*** Source document ***

After attracting the ire of the Catholic Church for stating the Earth orbited the Sun, Italian astronomer Galileo Galilei was put on trial at the Inquisition headquarters in Rome. To avoid being burned at the stake, the 69-year-old was forced to renounce his belief in a heliocentric model of the universe. Nevertheless, the famed polymath still was sentenced to live out his last years under house arrest. As Alison Abbott reports in a Nature News exclusive, a long-lost letter reveals that before Galileo was convicted on “vehement suspicion of heresy,” he already lived in fear of persecution—and was willing to create a fake paper trail in an attempt to fool the Inquisition.

Galileo wrote the 1613 missive to his friend, the mathematician Benedetto Castelli. The original letter, recently uncovered in a misdated library catalogue at the Royal Society in London, is believed to be the first documented account of his inflammatory arguments for the secular pursuit of science, and it includes his support of Polish astronomer Nicolaus Copernicus’ 1543 theory of a Sun-centered universe.

Perplexingly, two versions of the letter are around today: One contains far more passive language about Galileo’s findings; the other, a more inflammatory copy, is what ultimately ended up in the hands of the Inquisition. Researchers have long wondered: Which letter was the original? Was the more cautious one written by Galileo himself, in an attempt to soften his revolutionary beliefs? Or was the more radical one doctored by members of the Inquisition, charging Galileo’s language to build their case against him?

The truth of the matter wasn’t resolved until early August, when Salvatore Ricciardo, a science historian at the University of Bergamo in Italy, stumbled upon that original letter in the Royal Society library archives filed under an incorrect date. The original wording of the letter matched the copy seized by the Inquisition—not the one attached to Galileo’s plea. Four centuries after the fact, Galileo has been caught in a lie.

*** Information provided ***

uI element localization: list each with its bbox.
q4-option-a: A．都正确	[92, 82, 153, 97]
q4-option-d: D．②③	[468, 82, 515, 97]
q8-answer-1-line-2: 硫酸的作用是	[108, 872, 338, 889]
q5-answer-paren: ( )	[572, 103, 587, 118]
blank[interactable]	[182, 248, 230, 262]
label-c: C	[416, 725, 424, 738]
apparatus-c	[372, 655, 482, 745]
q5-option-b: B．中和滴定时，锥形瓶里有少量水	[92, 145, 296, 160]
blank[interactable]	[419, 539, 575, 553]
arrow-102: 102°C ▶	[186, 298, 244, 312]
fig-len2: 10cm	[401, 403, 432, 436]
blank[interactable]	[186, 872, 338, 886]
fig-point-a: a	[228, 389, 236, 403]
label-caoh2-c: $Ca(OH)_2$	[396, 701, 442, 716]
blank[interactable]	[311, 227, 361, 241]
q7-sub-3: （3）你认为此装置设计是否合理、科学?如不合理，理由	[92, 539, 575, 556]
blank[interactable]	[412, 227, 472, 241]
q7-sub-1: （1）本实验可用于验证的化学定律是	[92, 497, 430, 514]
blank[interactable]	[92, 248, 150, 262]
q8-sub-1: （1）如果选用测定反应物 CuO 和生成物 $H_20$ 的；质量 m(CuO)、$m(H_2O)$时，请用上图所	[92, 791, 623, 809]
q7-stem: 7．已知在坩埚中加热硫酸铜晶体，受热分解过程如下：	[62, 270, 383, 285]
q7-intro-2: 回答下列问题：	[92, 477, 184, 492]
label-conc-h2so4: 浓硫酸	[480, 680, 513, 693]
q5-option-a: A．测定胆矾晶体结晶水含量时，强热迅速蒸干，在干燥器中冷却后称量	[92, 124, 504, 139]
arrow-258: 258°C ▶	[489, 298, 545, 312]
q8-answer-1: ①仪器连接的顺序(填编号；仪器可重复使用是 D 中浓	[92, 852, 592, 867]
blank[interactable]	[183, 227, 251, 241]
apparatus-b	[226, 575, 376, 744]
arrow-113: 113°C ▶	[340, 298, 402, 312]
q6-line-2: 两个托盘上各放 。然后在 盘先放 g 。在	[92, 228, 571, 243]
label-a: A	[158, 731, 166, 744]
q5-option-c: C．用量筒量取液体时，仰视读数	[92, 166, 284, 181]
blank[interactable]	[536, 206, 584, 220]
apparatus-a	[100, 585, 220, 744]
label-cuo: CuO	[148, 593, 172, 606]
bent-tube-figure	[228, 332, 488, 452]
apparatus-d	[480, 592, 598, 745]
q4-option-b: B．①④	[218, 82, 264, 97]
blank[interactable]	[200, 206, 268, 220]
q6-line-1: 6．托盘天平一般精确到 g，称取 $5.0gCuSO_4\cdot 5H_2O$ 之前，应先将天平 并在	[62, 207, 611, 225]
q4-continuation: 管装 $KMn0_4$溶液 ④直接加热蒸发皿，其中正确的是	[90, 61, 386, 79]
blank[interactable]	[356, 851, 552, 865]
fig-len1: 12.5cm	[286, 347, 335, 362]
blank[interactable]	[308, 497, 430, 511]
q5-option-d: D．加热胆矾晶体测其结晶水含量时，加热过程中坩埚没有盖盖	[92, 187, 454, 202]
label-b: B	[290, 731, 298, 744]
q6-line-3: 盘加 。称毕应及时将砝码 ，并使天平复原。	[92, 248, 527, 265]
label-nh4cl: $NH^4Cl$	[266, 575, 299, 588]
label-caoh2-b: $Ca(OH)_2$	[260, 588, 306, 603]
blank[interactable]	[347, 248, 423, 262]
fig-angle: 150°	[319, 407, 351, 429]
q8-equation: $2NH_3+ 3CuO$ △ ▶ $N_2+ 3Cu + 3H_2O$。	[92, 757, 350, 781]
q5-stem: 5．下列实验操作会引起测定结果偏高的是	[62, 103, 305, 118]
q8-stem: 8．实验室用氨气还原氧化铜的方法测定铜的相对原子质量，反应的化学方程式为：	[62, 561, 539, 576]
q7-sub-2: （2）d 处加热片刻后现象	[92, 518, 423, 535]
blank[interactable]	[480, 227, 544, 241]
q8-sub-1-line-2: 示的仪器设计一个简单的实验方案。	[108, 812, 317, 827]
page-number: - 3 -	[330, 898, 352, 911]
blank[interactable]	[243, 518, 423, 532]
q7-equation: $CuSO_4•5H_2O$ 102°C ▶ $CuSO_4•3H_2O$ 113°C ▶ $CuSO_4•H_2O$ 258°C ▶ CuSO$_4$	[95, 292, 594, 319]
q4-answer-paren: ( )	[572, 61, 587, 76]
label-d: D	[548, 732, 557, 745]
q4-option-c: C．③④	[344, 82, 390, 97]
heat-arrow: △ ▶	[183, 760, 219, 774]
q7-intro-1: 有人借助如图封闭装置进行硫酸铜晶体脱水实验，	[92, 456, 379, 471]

***

» **Short task A**
Could you condense the paragraph of the Galileo article that begins "The truth of the matter" into a shorter version that keeps its main facts?
» **Short task B**
Can you transcribe the passage of the Galileo article starting at "Perplexingly, two versions" and ending at "case against him?"?

» **Exercise output A**
In early August, Salvatore Ricciardo, a science historian at Italy's University of Bergamo, found the original letter filed under an incorrect date in the Royal Society library archives. Its wording matched the copy the Inquisition seized, not the one attached to Galileo's plea. This shows that, four centuries later, Galileo has been caught in a lie.

» **Exercise output B**
Perplexingly, two versions of the letter are around today: One contains far more passive language about Galileo’s findings; the other, a more inflammatory copy, is what ultimately ended up in the hands of the Inquisition. Researchers have long wondered: Which letter was the original? Was the more cautious one written by Galileo himself, in an attempt to soften his revolutionary beliefs? Or was the more radical one doctored by members of the Inquisition, charging Galileo’s language to build their case against him?